## Exercise goal
Extract the lines that carry the string "Large" from the listing.

-- Begin Provided data --

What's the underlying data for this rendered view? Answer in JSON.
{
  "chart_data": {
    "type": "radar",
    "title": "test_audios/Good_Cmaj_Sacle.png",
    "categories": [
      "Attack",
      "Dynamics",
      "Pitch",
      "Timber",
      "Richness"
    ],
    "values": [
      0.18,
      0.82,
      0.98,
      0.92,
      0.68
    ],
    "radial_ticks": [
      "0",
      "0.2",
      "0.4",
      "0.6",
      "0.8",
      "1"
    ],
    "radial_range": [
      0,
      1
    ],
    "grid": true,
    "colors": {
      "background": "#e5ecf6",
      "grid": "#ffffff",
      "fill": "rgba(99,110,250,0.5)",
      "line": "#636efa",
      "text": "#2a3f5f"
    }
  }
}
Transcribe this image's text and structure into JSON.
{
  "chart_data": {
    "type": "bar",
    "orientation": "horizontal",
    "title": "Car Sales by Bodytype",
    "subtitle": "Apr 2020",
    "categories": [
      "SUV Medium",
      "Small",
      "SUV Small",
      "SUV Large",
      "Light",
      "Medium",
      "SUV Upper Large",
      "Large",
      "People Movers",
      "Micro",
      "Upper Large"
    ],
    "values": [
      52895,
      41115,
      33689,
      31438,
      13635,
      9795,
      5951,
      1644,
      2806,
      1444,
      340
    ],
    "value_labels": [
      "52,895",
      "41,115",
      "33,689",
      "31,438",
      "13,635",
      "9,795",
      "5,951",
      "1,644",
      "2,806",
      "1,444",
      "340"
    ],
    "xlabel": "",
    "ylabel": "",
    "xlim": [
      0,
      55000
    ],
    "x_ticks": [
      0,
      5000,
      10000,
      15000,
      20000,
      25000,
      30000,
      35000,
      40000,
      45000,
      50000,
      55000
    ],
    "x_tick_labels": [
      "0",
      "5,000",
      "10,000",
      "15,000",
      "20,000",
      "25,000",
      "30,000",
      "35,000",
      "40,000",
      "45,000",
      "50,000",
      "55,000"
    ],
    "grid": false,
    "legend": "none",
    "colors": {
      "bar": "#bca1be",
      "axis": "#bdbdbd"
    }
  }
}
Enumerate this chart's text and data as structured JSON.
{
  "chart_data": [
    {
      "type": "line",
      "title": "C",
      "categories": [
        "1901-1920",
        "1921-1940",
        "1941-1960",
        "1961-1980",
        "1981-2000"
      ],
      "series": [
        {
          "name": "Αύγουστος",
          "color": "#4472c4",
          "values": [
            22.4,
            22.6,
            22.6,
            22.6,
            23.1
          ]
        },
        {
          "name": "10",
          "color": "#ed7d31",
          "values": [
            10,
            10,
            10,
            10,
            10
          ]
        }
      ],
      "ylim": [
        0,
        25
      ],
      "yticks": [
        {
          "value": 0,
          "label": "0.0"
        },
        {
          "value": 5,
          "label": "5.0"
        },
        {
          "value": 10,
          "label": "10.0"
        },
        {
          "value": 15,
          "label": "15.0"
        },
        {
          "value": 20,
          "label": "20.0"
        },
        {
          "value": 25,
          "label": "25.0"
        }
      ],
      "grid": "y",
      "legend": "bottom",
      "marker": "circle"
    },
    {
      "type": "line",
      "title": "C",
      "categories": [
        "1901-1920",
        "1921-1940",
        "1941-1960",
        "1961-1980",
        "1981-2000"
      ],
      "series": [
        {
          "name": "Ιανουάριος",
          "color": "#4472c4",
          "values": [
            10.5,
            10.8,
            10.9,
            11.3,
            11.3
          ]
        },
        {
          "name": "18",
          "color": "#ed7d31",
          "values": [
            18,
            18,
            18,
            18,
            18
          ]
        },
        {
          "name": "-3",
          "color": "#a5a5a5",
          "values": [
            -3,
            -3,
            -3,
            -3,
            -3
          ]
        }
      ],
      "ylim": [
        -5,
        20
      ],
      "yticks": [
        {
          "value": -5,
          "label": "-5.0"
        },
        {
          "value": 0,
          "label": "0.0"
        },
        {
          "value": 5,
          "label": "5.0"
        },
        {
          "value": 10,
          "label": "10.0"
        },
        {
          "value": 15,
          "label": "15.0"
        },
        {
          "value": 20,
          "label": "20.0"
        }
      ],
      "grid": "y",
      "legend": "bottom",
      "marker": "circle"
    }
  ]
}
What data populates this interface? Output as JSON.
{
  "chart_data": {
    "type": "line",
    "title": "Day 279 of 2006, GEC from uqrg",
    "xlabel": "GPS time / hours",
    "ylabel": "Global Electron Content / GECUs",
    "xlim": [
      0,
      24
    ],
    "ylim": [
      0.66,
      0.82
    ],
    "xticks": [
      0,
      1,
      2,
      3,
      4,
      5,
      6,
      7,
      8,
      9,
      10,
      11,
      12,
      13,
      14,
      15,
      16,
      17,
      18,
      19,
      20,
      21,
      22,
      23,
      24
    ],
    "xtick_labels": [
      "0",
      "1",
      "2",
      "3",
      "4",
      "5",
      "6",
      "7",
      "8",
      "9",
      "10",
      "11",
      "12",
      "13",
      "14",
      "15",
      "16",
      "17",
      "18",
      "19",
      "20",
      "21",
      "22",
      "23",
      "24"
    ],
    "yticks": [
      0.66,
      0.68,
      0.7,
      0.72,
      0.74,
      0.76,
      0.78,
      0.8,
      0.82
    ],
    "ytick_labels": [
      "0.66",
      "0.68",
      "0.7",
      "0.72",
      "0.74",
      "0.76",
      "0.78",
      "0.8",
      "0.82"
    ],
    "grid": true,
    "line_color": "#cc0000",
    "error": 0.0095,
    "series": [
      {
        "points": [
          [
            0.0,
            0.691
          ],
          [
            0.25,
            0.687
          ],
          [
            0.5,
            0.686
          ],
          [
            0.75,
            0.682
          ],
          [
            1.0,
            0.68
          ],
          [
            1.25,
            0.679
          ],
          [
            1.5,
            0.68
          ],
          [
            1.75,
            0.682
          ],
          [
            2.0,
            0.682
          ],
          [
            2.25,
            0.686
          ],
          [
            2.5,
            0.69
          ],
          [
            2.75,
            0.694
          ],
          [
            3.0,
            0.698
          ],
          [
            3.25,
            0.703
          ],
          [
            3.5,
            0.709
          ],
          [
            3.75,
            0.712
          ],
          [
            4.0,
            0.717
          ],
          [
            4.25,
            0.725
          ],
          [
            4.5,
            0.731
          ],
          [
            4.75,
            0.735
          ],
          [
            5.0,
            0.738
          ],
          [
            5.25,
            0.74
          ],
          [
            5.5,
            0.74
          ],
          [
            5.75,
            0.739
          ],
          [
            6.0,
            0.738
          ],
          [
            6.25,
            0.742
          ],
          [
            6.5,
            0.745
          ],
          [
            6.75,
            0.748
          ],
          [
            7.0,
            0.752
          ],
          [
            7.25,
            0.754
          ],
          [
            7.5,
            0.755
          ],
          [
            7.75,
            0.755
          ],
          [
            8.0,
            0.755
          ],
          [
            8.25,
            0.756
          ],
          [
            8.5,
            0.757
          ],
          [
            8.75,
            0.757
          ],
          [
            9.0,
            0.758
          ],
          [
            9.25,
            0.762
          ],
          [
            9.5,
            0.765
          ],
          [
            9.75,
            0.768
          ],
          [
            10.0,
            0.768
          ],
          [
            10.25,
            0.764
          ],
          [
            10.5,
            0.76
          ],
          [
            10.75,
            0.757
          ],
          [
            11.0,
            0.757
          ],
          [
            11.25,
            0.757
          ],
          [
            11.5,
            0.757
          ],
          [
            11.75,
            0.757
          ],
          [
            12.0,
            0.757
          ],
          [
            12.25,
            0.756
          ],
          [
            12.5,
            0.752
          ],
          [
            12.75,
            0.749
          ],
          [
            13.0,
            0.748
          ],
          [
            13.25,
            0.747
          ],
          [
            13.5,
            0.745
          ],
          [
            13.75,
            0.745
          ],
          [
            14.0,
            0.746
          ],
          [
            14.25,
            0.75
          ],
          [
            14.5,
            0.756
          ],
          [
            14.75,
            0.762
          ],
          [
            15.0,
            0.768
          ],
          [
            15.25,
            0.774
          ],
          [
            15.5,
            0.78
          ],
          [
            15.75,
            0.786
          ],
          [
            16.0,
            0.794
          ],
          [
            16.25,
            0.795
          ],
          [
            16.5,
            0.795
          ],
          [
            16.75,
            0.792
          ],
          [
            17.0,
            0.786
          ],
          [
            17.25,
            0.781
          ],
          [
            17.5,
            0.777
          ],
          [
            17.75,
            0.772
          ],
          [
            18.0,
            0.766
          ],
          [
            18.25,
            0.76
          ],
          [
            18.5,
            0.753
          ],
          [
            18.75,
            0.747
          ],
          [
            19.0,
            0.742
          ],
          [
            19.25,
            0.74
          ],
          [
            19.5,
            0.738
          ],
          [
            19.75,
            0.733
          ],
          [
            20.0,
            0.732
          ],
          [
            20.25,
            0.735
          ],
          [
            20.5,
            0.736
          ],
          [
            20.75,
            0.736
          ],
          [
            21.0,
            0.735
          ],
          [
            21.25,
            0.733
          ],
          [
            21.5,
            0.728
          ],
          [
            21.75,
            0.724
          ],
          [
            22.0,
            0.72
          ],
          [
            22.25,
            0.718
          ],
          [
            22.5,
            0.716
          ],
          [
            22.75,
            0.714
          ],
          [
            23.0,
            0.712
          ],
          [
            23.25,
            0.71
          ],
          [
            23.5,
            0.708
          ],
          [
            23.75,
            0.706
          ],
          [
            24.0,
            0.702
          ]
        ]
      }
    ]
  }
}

-- End Provided data --

## Exercise answer
      "SUV Large",
      "SUV Upper Large",
      "Large",
      "Upper Large"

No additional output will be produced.